[Excerpts from a figure dataset]
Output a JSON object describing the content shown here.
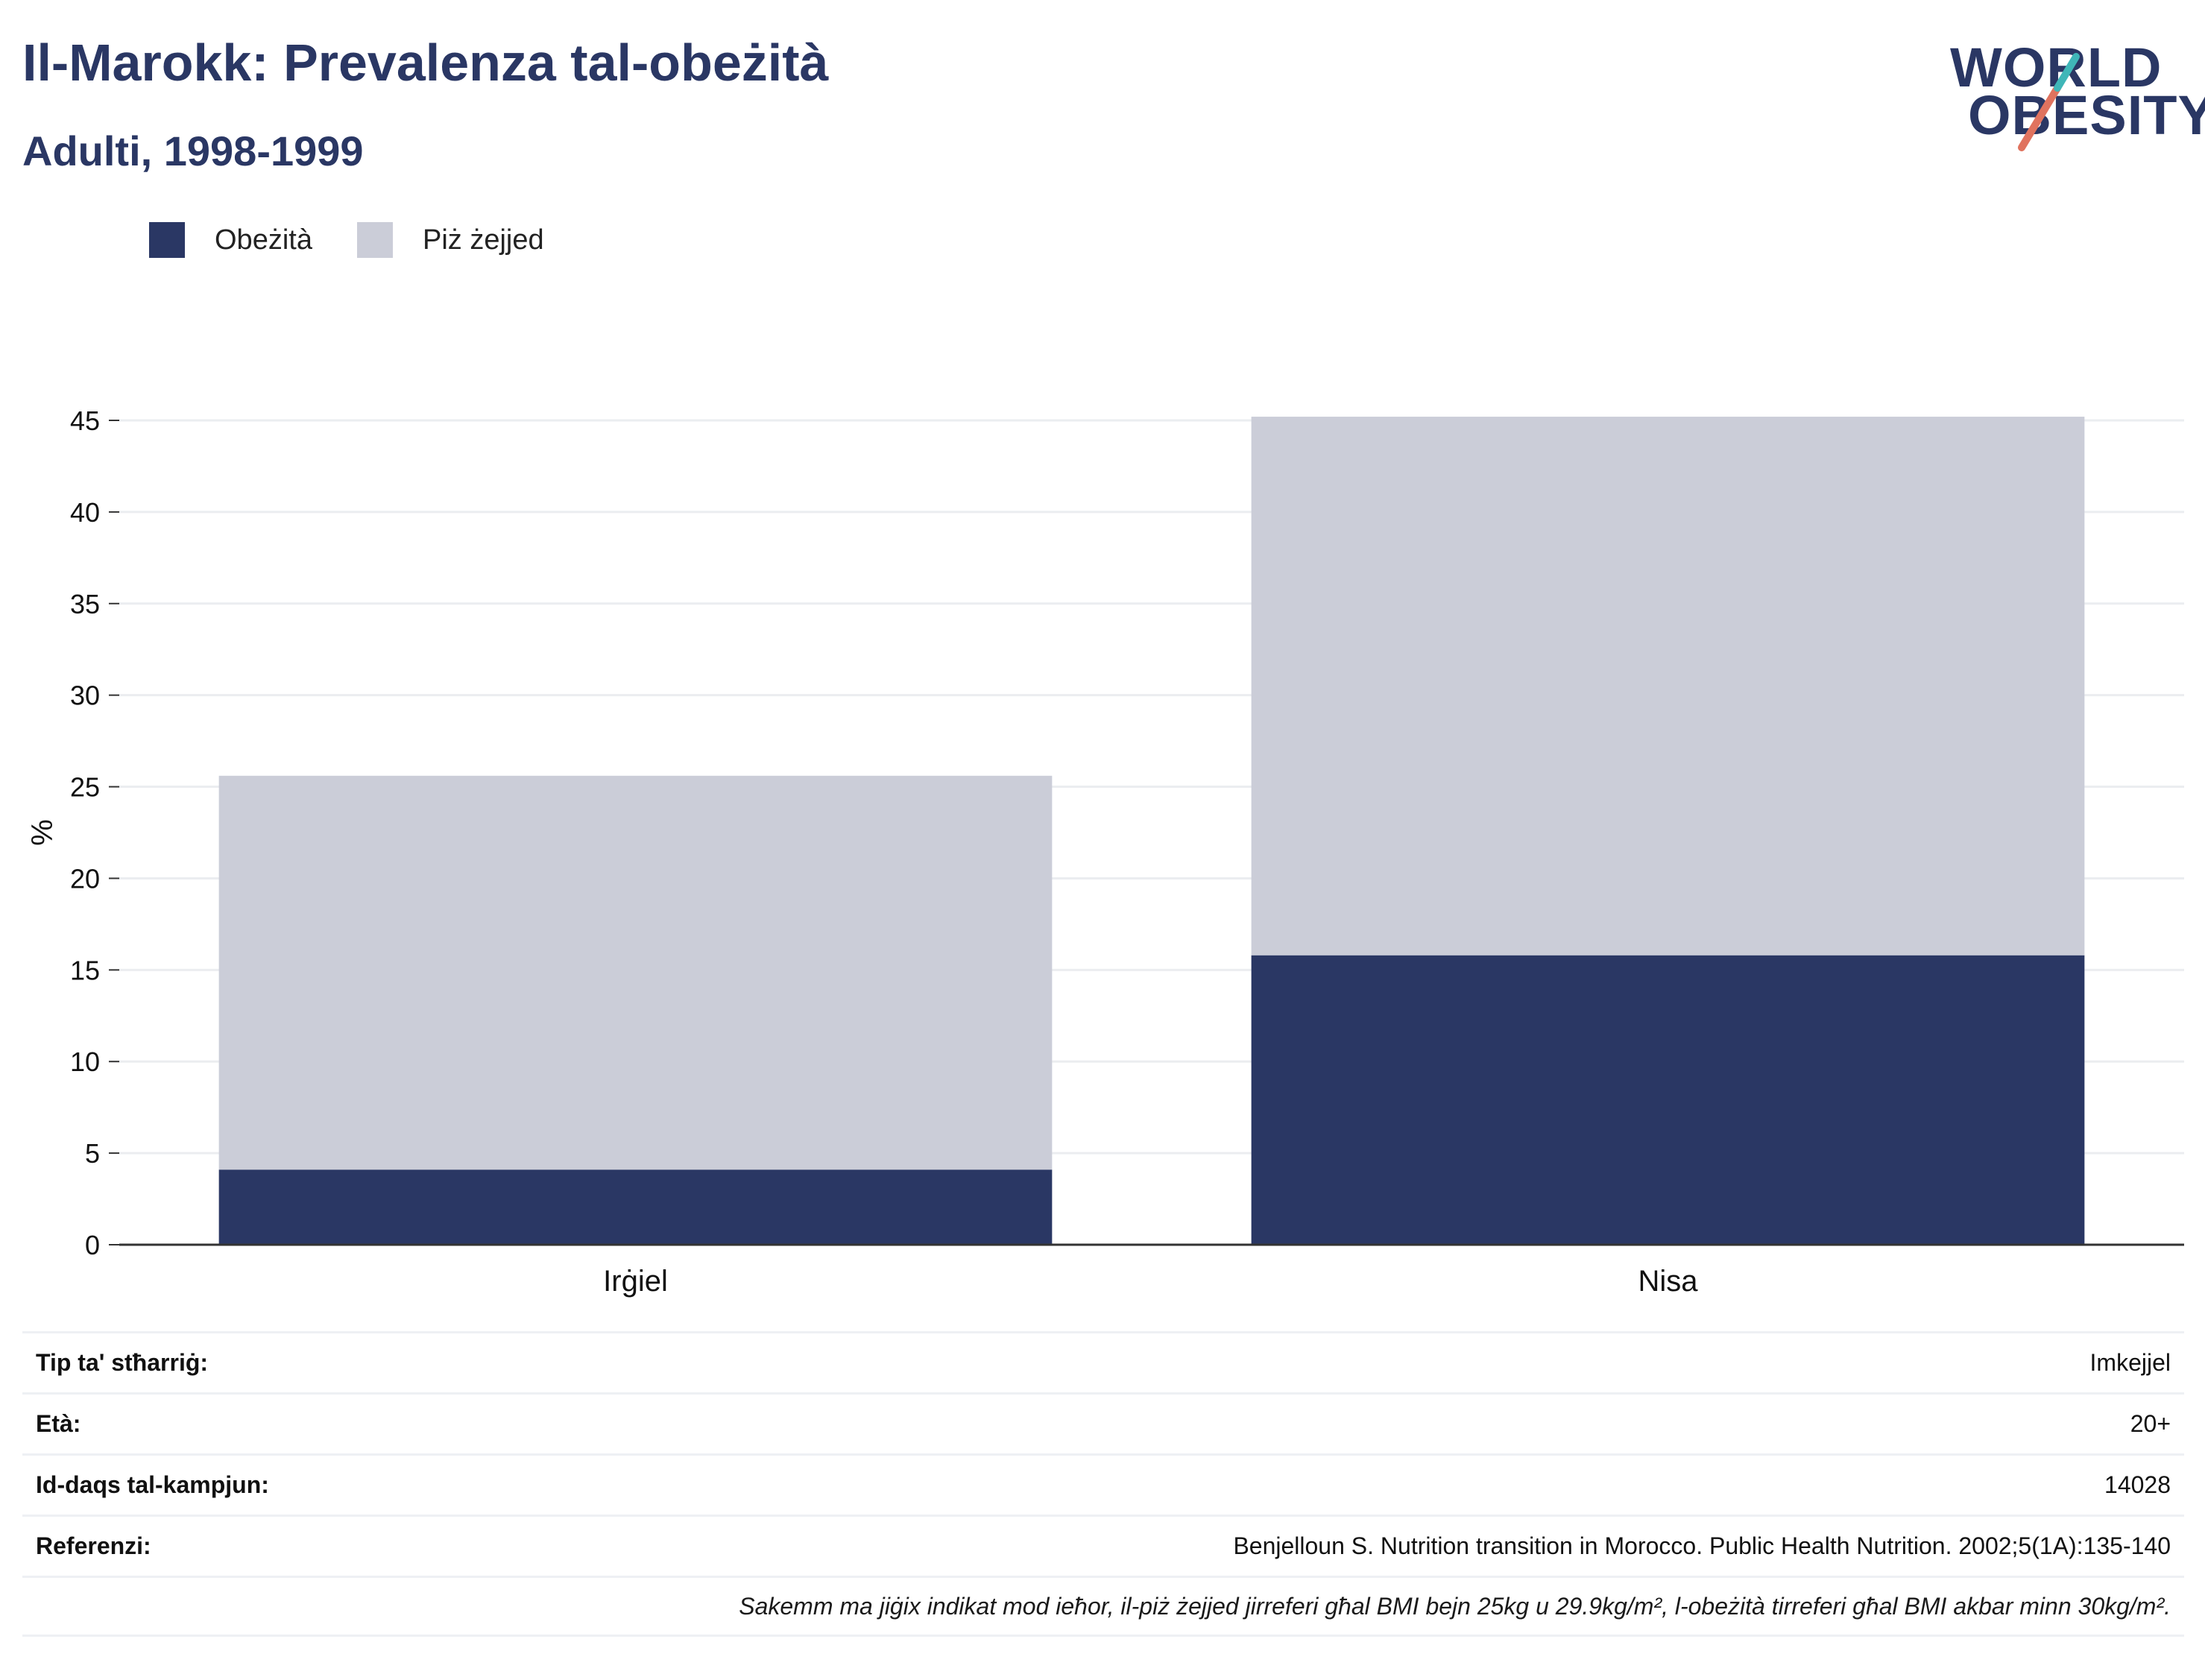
{
  "header": {
    "title": "Il-Marokk: Prevalenza tal-obeżità",
    "subtitle": "Adulti, 1998-1999"
  },
  "logo": {
    "line1": "WORLD",
    "line2": "OBESITY"
  },
  "colors": {
    "obesity": "#2a3764",
    "overweight": "#cbcdd8",
    "text": "#2a3764",
    "accent_teal": "#3fb6b8",
    "accent_red": "#e0735f"
  },
  "legend": [
    {
      "label": "Obeżità",
      "color": "#2a3764"
    },
    {
      "label": "Piż żejjed",
      "color": "#cbcdd8"
    }
  ],
  "chart_data": {
    "type": "bar",
    "stacked": true,
    "categories": [
      "Irġiel",
      "Nisa"
    ],
    "series": [
      {
        "name": "Obeżità",
        "values": [
          4.1,
          15.8
        ],
        "color": "#2a3764"
      },
      {
        "name": "Piż żejjed",
        "values": [
          21.5,
          29.4
        ],
        "color": "#cbcdd8"
      }
    ],
    "ylabel": "%",
    "ylim": [
      0,
      45
    ],
    "yticks": [
      0,
      5,
      10,
      15,
      20,
      25,
      30,
      35,
      40,
      45
    ],
    "grid": true,
    "legend_position": "top-left"
  },
  "info": [
    {
      "key": "Tip ta' stħarriġ:",
      "value": "Imkejjel"
    },
    {
      "key": "Età:",
      "value": "20+"
    },
    {
      "key": "Id-daqs tal-kampjun:",
      "value": "14028"
    },
    {
      "key": "Referenzi:",
      "value": "Benjelloun S. Nutrition transition in Morocco. Public Health Nutrition. 2002;5(1A):135-140"
    }
  ],
  "note": "Sakemm ma jiġix indikat mod ieħor, il-piż żejjed jirreferi għal BMI bejn 25kg u 29.9kg/m², l-obeżità tirreferi għal BMI akbar minn 30kg/m²."
}
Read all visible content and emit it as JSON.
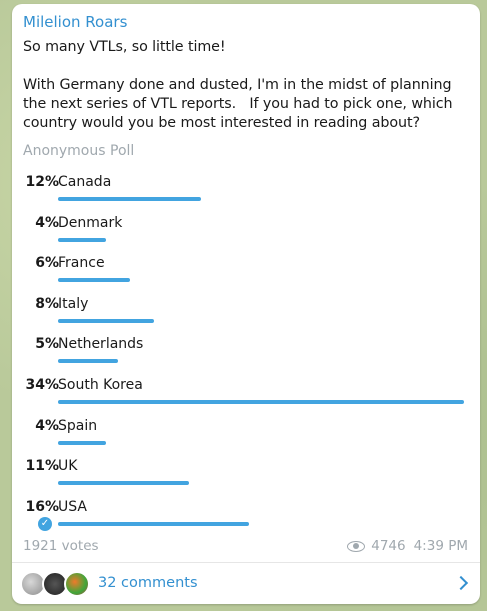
{
  "message": {
    "sender": "Milelion Roars",
    "text_line1": "So many VTLs, so little time!",
    "text_body": "With Germany done and dusted, I'm in the midst of planning the next series of VTL reports.   If you had to pick one, which country would you be most interested in reading about?"
  },
  "poll": {
    "type": "Anonymous Poll",
    "options": [
      {
        "percent_label": "12%",
        "label": "Canada",
        "percent": 12,
        "voted": false
      },
      {
        "percent_label": "4%",
        "label": "Denmark",
        "percent": 4,
        "voted": false
      },
      {
        "percent_label": "6%",
        "label": "France",
        "percent": 6,
        "voted": false
      },
      {
        "percent_label": "8%",
        "label": "Italy",
        "percent": 8,
        "voted": false
      },
      {
        "percent_label": "5%",
        "label": "Netherlands",
        "percent": 5,
        "voted": false
      },
      {
        "percent_label": "34%",
        "label": "South Korea",
        "percent": 34,
        "voted": false
      },
      {
        "percent_label": "4%",
        "label": "Spain",
        "percent": 4,
        "voted": false
      },
      {
        "percent_label": "11%",
        "label": "UK",
        "percent": 11,
        "voted": false
      },
      {
        "percent_label": "16%",
        "label": "USA",
        "percent": 16,
        "voted": true
      }
    ],
    "votes": "1921 votes",
    "views": "4746",
    "time": "4:39 PM"
  },
  "comments": {
    "label": "32 comments"
  },
  "colors": {
    "accent": "#3390d0",
    "bar": "#42a4e0",
    "muted": "#a0a8ae"
  },
  "icons": {
    "views": "eye-icon",
    "voted": "check-circle-icon",
    "open_comments": "chevron-right-icon"
  }
}
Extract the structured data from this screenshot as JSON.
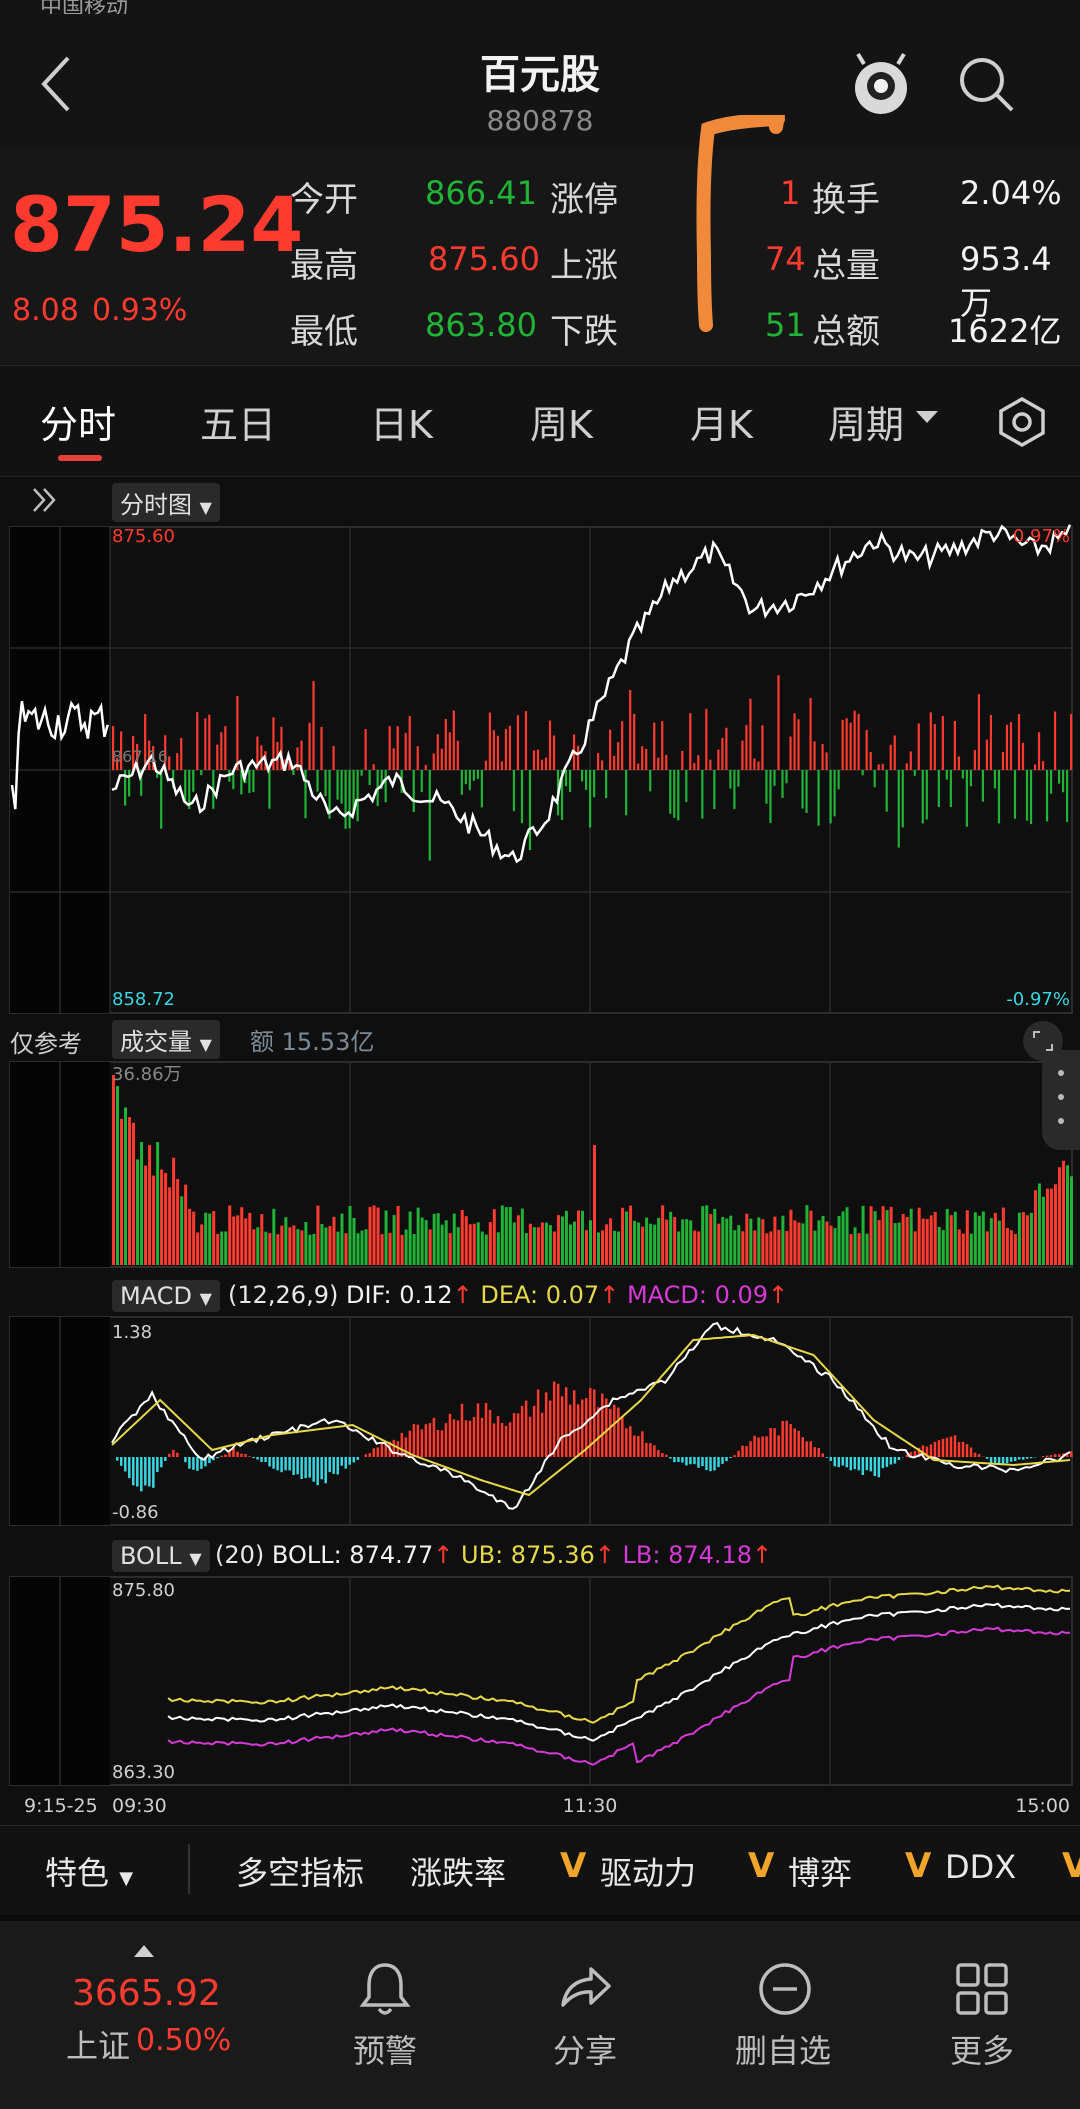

### PROMPT
Skip every picture and transcribe the data above exactly.

### COMPLETED TASK
Output a JSON object describing the content shown here.
{
  "header": {
    "title": "Il-Marokk: Prevalenza tal-obeżità",
    "subtitle": "Adulti, 1998-1999"
  },
  "logo": {
    "line1": "WORLD",
    "line2": "OBESITY"
  },
  "colors": {
    "obesity": "#2a3764",
    "overweight": "#cbcdd8",
    "text": "#2a3764",
    "accent_teal": "#3fb6b8",
    "accent_red": "#e0735f"
  },
  "legend": [
    {
      "label": "Obeżità",
      "color": "#2a3764"
    },
    {
      "label": "Piż żejjed",
      "color": "#cbcdd8"
    }
  ],
  "chart_data": {
    "type": "bar",
    "stacked": true,
    "categories": [
      "Irġiel",
      "Nisa"
    ],
    "series": [
      {
        "name": "Obeżità",
        "values": [
          4.1,
          15.8
        ],
        "color": "#2a3764"
      },
      {
        "name": "Piż żejjed",
        "values": [
          21.5,
          29.4
        ],
        "color": "#cbcdd8"
      }
    ],
    "ylabel": "%",
    "ylim": [
      0,
      45
    ],
    "yticks": [
      0,
      5,
      10,
      15,
      20,
      25,
      30,
      35,
      40,
      45
    ],
    "grid": true,
    "legend_position": "top-left"
  },
  "info": [
    {
      "key": "Tip ta' stħarriġ:",
      "value": "Imkejjel"
    },
    {
      "key": "Età:",
      "value": "20+"
    },
    {
      "key": "Id-daqs tal-kampjun:",
      "value": "14028"
    },
    {
      "key": "Referenzi:",
      "value": "Benjelloun S. Nutrition transition in Morocco. Public Health Nutrition. 2002;5(1A):135-140"
    }
  ],
  "note": "Sakemm ma jiġix indikat mod ieħor, il-piż żejjed jirreferi għal BMI bejn 25kg u 29.9kg/m², l-obeżità tirreferi għal BMI akbar minn 30kg/m²."
}
Read all visible content and emit it as JSON.
{
  "message": {
    "sender": "Milelion Roars",
    "text_line1": "So many VTLs, so little time!",
    "text_body": "With Germany done and dusted, I'm in the midst of planning the next series of VTL reports.   If you had to pick one, which country would you be most interested in reading about?"
  },
  "poll": {
    "type": "Anonymous Poll",
    "options": [
      {
        "percent_label": "12%",
        "label": "Canada",
        "percent": 12,
        "voted": false
      },
      {
        "percent_label": "4%",
        "label": "Denmark",
        "percent": 4,
        "voted": false
      },
      {
        "percent_label": "6%",
        "label": "France",
        "percent": 6,
        "voted": false
      },
      {
        "percent_label": "8%",
        "label": "Italy",
        "percent": 8,
        "voted": false
      },
      {
        "percent_label": "5%",
        "label": "Netherlands",
        "percent": 5,
        "voted": false
      },
      {
        "percent_label": "34%",
        "label": "South Korea",
        "percent": 34,
        "voted": false
      },
      {
        "percent_label": "4%",
        "label": "Spain",
        "percent": 4,
        "voted": false
      },
      {
        "percent_label": "11%",
        "label": "UK",
        "percent": 11,
        "voted": false
      },
      {
        "percent_label": "16%",
        "label": "USA",
        "percent": 16,
        "voted": true
      }
    ],
    "votes": "1921 votes",
    "views": "4746",
    "time": "4:39 PM"
  },
  "comments": {
    "label": "32 comments"
  },
  "colors": {
    "accent": "#3390d0",
    "bar": "#42a4e0",
    "muted": "#a0a8ae"
  },
  "icons": {
    "views": "eye-icon",
    "voted": "check-circle-icon",
    "open_comments": "chevron-right-icon"
  }
}
Extract the structured data from this screenshot as JSON.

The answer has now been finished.